_RECORDS_
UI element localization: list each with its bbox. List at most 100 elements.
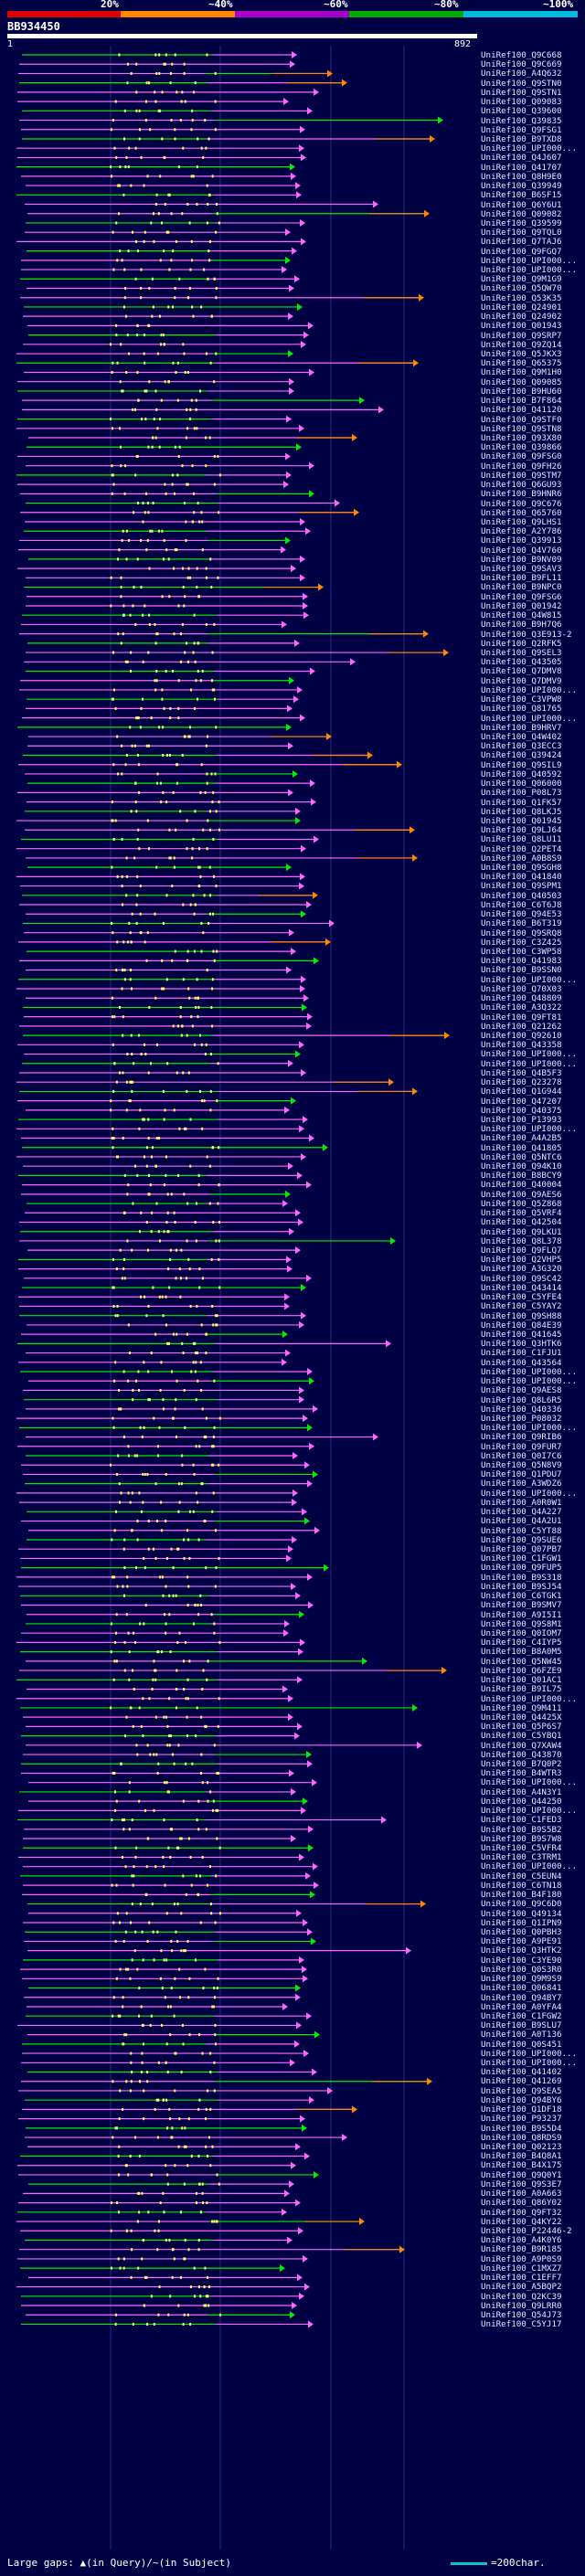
hit-label[interactable]: UniRef100_Q2KC39 — [481, 2292, 562, 2302]
hit-label[interactable]: UniRef100_Q9STF0 — [481, 415, 562, 425]
hit-label[interactable]: UniRef100_B9TXD8 — [481, 134, 562, 144]
hit-label[interactable]: UniRef100_B9SLU7 — [481, 2021, 562, 2031]
hit-label[interactable]: UniRef100_C3WP58 — [481, 948, 562, 957]
hit-label[interactable]: UniRef100_Q9FLQ7 — [481, 1246, 562, 1256]
hit-label[interactable]: UniRef100_A9P0S9 — [481, 2254, 562, 2264]
hit-label[interactable]: UniRef100_Q9SGH8 — [481, 864, 562, 874]
hit-label[interactable]: UniRef100_Q48809 — [481, 994, 562, 1004]
hit-label[interactable]: UniRef100_A0A663 — [481, 2189, 562, 2200]
hit-label[interactable]: UniRef100_Q39866 — [481, 443, 562, 453]
hit-label[interactable]: UniRef100_Q7XAW4 — [481, 1741, 562, 1751]
hit-label[interactable]: UniRef100_Q01942 — [481, 601, 562, 611]
hit-label[interactable]: UniRef100_Q4W402 — [481, 732, 562, 742]
hit-label[interactable]: UniRef100_Q1DF18 — [481, 2105, 562, 2115]
hit-label[interactable]: UniRef100_B4Q8A1 — [481, 2152, 562, 2162]
hit-label[interactable]: UniRef100_Q5NW45 — [481, 1657, 562, 1667]
hit-label[interactable]: UniRef100_Q9LRR0 — [481, 2301, 562, 2311]
hit-label[interactable]: UniRef100_Q93X80 — [481, 433, 562, 443]
hit-label[interactable]: UniRef100_B9S5D4 — [481, 2124, 562, 2134]
hit-label[interactable]: UniRef100_Q8H9E0 — [481, 172, 562, 182]
hit-label[interactable]: UniRef100_B9SJ54 — [481, 1582, 562, 1592]
hit-label[interactable]: UniRef100_A0B8S9 — [481, 853, 562, 864]
hit-label[interactable]: UniRef100_Q43564 — [481, 1358, 562, 1368]
hit-label[interactable]: UniRef100_B9S5B2 — [481, 1825, 562, 1835]
hit-label[interactable]: UniRef100_B6T319 — [481, 919, 562, 929]
hit-label[interactable]: UniRef100_B9HRV7 — [481, 723, 562, 733]
hit-label[interactable]: UniRef100_Q39949 — [481, 182, 562, 192]
hit-label[interactable]: UniRef100_Q0PBH3 — [481, 1927, 562, 1937]
hit-label[interactable]: UniRef100_Q5NTC6 — [481, 1152, 562, 1162]
hit-label[interactable]: UniRef100_Q0I7C6 — [481, 1451, 562, 1461]
hit-label[interactable]: UniRef100_A4N3Y1 — [481, 1787, 562, 1797]
hit-label[interactable]: UniRef100_Q9SPM1 — [481, 882, 562, 892]
hit-label[interactable]: UniRef100_Q65760 — [481, 508, 562, 518]
hit-label[interactable]: UniRef100_Q9M9S9 — [481, 1975, 562, 1985]
hit-label[interactable]: UniRef100_Q09083 — [481, 98, 562, 108]
hit-label[interactable]: UniRef100_A4A2B5 — [481, 1134, 562, 1144]
hit-label[interactable]: UniRef100_Q8L378 — [481, 1236, 562, 1246]
hit-label[interactable]: UniRef100_Q01945 — [481, 816, 562, 826]
hit-label[interactable]: UniRef100_Q24902 — [481, 313, 562, 323]
hit-label[interactable]: UniRef100_C5YFE4 — [481, 1293, 562, 1303]
hit-label[interactable]: UniRef100_Q2RFK5 — [481, 639, 562, 649]
hit-label[interactable]: UniRef100_B9SSN0 — [481, 966, 562, 976]
hit-label[interactable]: UniRef100_A0T136 — [481, 2030, 562, 2041]
hit-label[interactable]: UniRef100_C5YAY2 — [481, 1302, 562, 1312]
hit-label[interactable]: UniRef100_B9IL75 — [481, 1685, 562, 1695]
hit-label[interactable]: UniRef100_A2Y786 — [481, 527, 562, 537]
hit-label[interactable]: UniRef100_Q9STN0 — [481, 79, 562, 89]
hit-label[interactable]: UniRef100_B9HU60 — [481, 387, 562, 397]
hit-label[interactable]: UniRef100_Q47207 — [481, 1097, 562, 1107]
hit-label[interactable]: UniRef100_Q9M411 — [481, 1703, 562, 1713]
hit-label[interactable]: UniRef100_UPI000... — [481, 1377, 578, 1387]
hit-label[interactable]: UniRef100_UPI000... — [481, 2059, 578, 2069]
hit-label[interactable]: UniRef100_B7F864 — [481, 397, 562, 407]
hit-label[interactable]: UniRef100_Q9FH26 — [481, 461, 562, 472]
hit-label[interactable]: UniRef100_UPI000... — [481, 1125, 578, 1135]
hit-label[interactable]: UniRef100_Q9FSG6 — [481, 592, 562, 602]
hit-label[interactable]: UniRef100_P08032 — [481, 1414, 562, 1424]
hit-label[interactable]: UniRef100_A5BQP2 — [481, 2283, 562, 2293]
hit-label[interactable]: UniRef100_B6SF15 — [481, 191, 562, 201]
hit-label[interactable]: UniRef100_Q2VHP5 — [481, 1256, 562, 1266]
hit-label[interactable]: UniRef100_Q9M1H0 — [481, 368, 562, 378]
hit-label[interactable]: UniRef100_Q41645 — [481, 1330, 562, 1340]
hit-label[interactable]: UniRef100_Q4V760 — [481, 546, 562, 556]
hit-label[interactable]: UniRef100_Q3ECC3 — [481, 742, 562, 752]
hit-label[interactable]: UniRef100_Q65375 — [481, 359, 562, 369]
hit-label[interactable]: UniRef100_Q4W815 — [481, 611, 562, 621]
hit-label[interactable]: UniRef100_Q9FT32 — [481, 2208, 562, 2218]
hit-label[interactable]: UniRef100_C1FGW1 — [481, 1554, 562, 1564]
hit-label[interactable]: UniRef100_Q0IOM7 — [481, 1628, 562, 1638]
hit-label[interactable]: UniRef100_Q94BY6 — [481, 2095, 562, 2105]
hit-label[interactable]: UniRef100_Q01943 — [481, 322, 562, 332]
hit-label[interactable]: UniRef100_Q9AES6 — [481, 1190, 562, 1200]
hit-label[interactable]: UniRef100_Q9SRP7 — [481, 331, 562, 341]
hit-label[interactable]: UniRef100_Q9SEA5 — [481, 2086, 562, 2096]
hit-label[interactable]: UniRef100_Q6Y6U1 — [481, 200, 562, 210]
hit-label[interactable]: UniRef100_A3G320 — [481, 1265, 562, 1275]
hit-label[interactable]: UniRef100_Q43358 — [481, 1041, 562, 1051]
hit-label[interactable]: UniRef100_UPI000... — [481, 975, 578, 985]
hit-label[interactable]: UniRef100_C5YBQ1 — [481, 1732, 562, 1742]
hit-label[interactable]: UniRef100_C5EUN4 — [481, 1871, 562, 1882]
hit-label[interactable]: UniRef100_C6TN18 — [481, 1881, 562, 1891]
hit-label[interactable]: UniRef100_Q9M1G9 — [481, 275, 562, 285]
hit-label[interactable]: UniRef100_Q9LHS1 — [481, 517, 562, 527]
hit-label[interactable]: UniRef100_Q9FGQ7 — [481, 247, 562, 257]
hit-label[interactable]: UniRef100_B9HNR6 — [481, 490, 562, 500]
hit-label[interactable]: UniRef100_C4IYP5 — [481, 1638, 562, 1648]
hit-label[interactable]: UniRef100_Q8RDS9 — [481, 2133, 562, 2143]
hit-label[interactable]: UniRef100_Q9SIL9 — [481, 760, 562, 770]
hit-label[interactable]: UniRef100_Q9S3E7 — [481, 2179, 562, 2189]
hit-label[interactable]: UniRef100_Q41983 — [481, 957, 562, 967]
hit-label[interactable]: UniRef100_B9SMV7 — [481, 1601, 562, 1611]
hit-label[interactable]: UniRef100_Q9C668 — [481, 51, 562, 60]
hit-label[interactable]: UniRef100_Q9S8M1 — [481, 1619, 562, 1629]
hit-label[interactable]: UniRef100_C6TGK1 — [481, 1592, 562, 1602]
hit-label[interactable]: UniRef100_UPI000... — [481, 1489, 578, 1499]
hit-label[interactable]: UniRef100_UPI000... — [481, 685, 578, 695]
hit-label[interactable]: UniRef100_Q4J607 — [481, 154, 562, 164]
hit-label[interactable]: UniRef100_Q40375 — [481, 1106, 562, 1116]
hit-label[interactable]: UniRef100_Q9SC42 — [481, 1274, 562, 1284]
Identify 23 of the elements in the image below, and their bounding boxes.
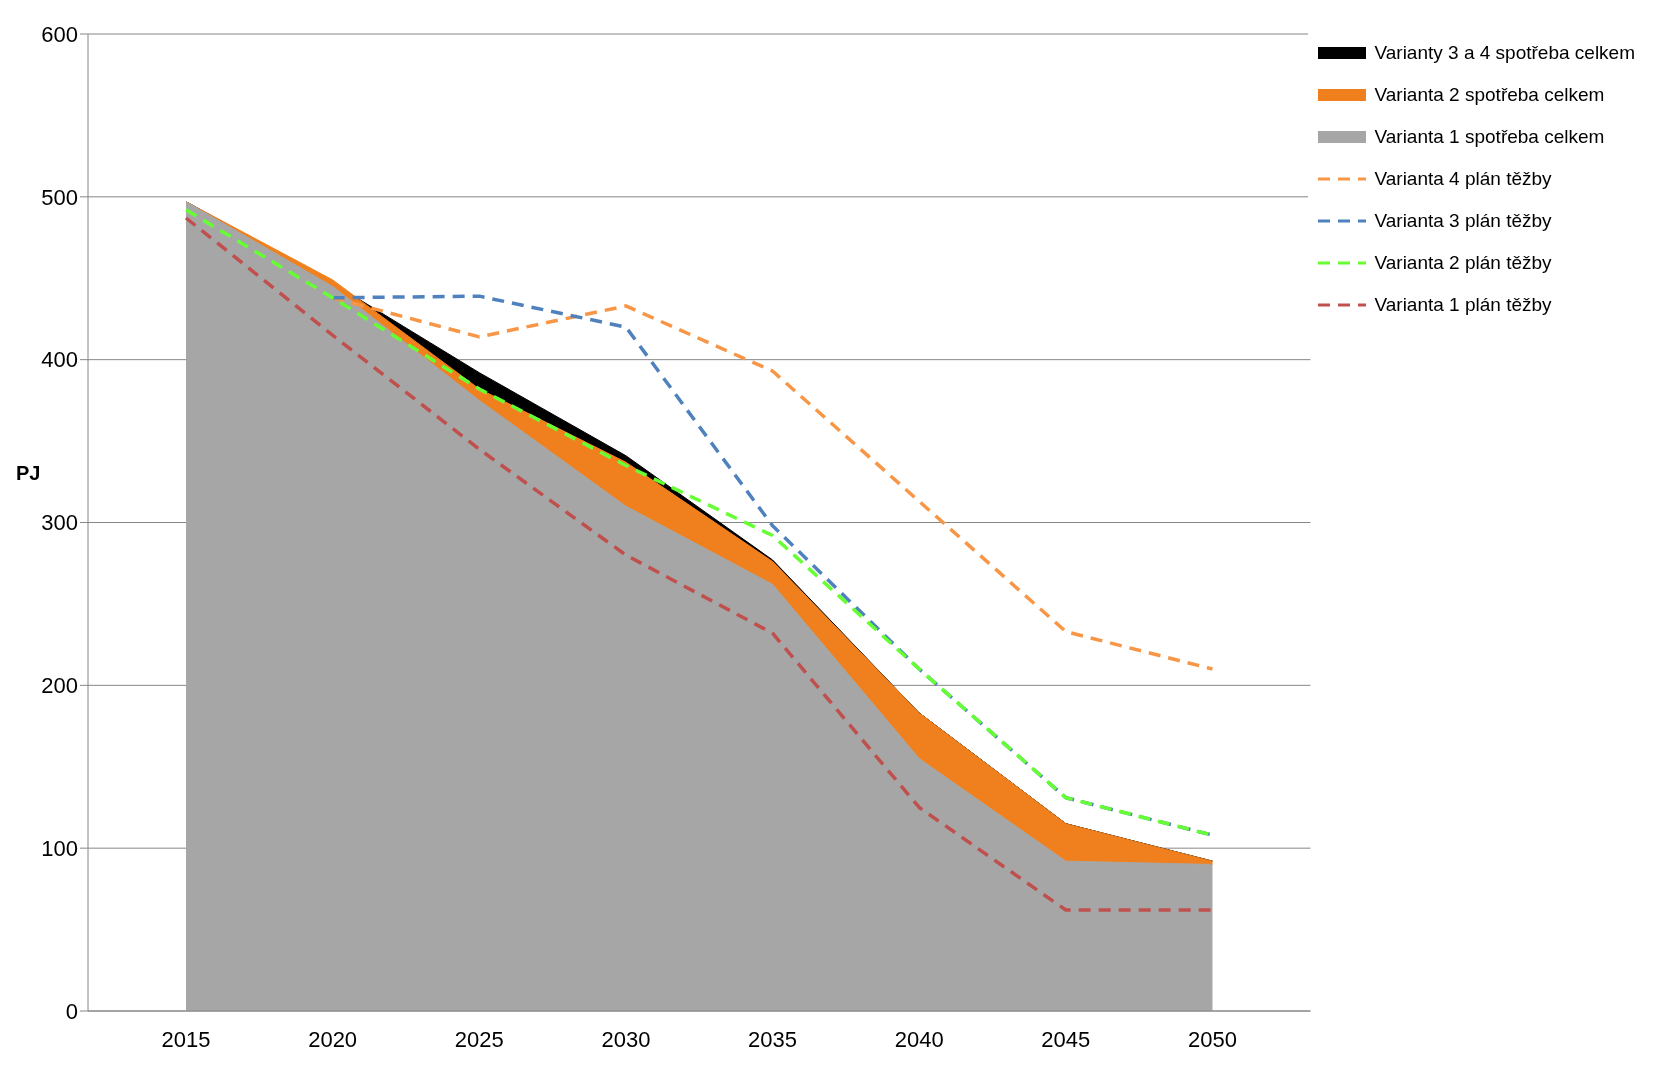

_STATED TASK_
Replace "interactable" with "clickable" in the material's lines starting at "hit-label[interactable]: UniRef100_Q2KC39 —" and ending at "hit-label[interactable]: UniRef100_Q5NW45 —", and return only those lines with nothing else changed.

_THE RESULT_
hit-label[clickable]: UniRef100_Q2KC39 — [481, 2292, 562, 2302]
hit-label[clickable]: UniRef100_Q9STF0 — [481, 415, 562, 425]
hit-label[clickable]: UniRef100_B9TXD8 — [481, 134, 562, 144]
hit-label[clickable]: UniRef100_B9SLU7 — [481, 2021, 562, 2031]
hit-label[clickable]: UniRef100_C3WP58 — [481, 948, 562, 957]
hit-label[clickable]: UniRef100_Q9FLQ7 — [481, 1246, 562, 1256]
hit-label[clickable]: UniRef100_A9P0S9 — [481, 2254, 562, 2264]
hit-label[clickable]: UniRef100_Q9SGH8 — [481, 864, 562, 874]
hit-label[clickable]: UniRef100_Q48809 — [481, 994, 562, 1004]
hit-label[clickable]: UniRef100_A0A663 — [481, 2189, 562, 2200]
hit-label[clickable]: UniRef100_Q39866 — [481, 443, 562, 453]
hit-label[clickable]: UniRef100_Q7XAW4 — [481, 1741, 562, 1751]
hit-label[clickable]: UniRef100_Q01942 — [481, 601, 562, 611]
hit-label[clickable]: UniRef100_Q4W402 — [481, 732, 562, 742]
hit-label[clickable]: UniRef100_Q1DF18 — [481, 2105, 562, 2115]
hit-label[clickable]: UniRef100_B4Q8A1 — [481, 2152, 562, 2162]
hit-label[clickable]: UniRef100_Q5NW45 — [481, 1657, 562, 1667]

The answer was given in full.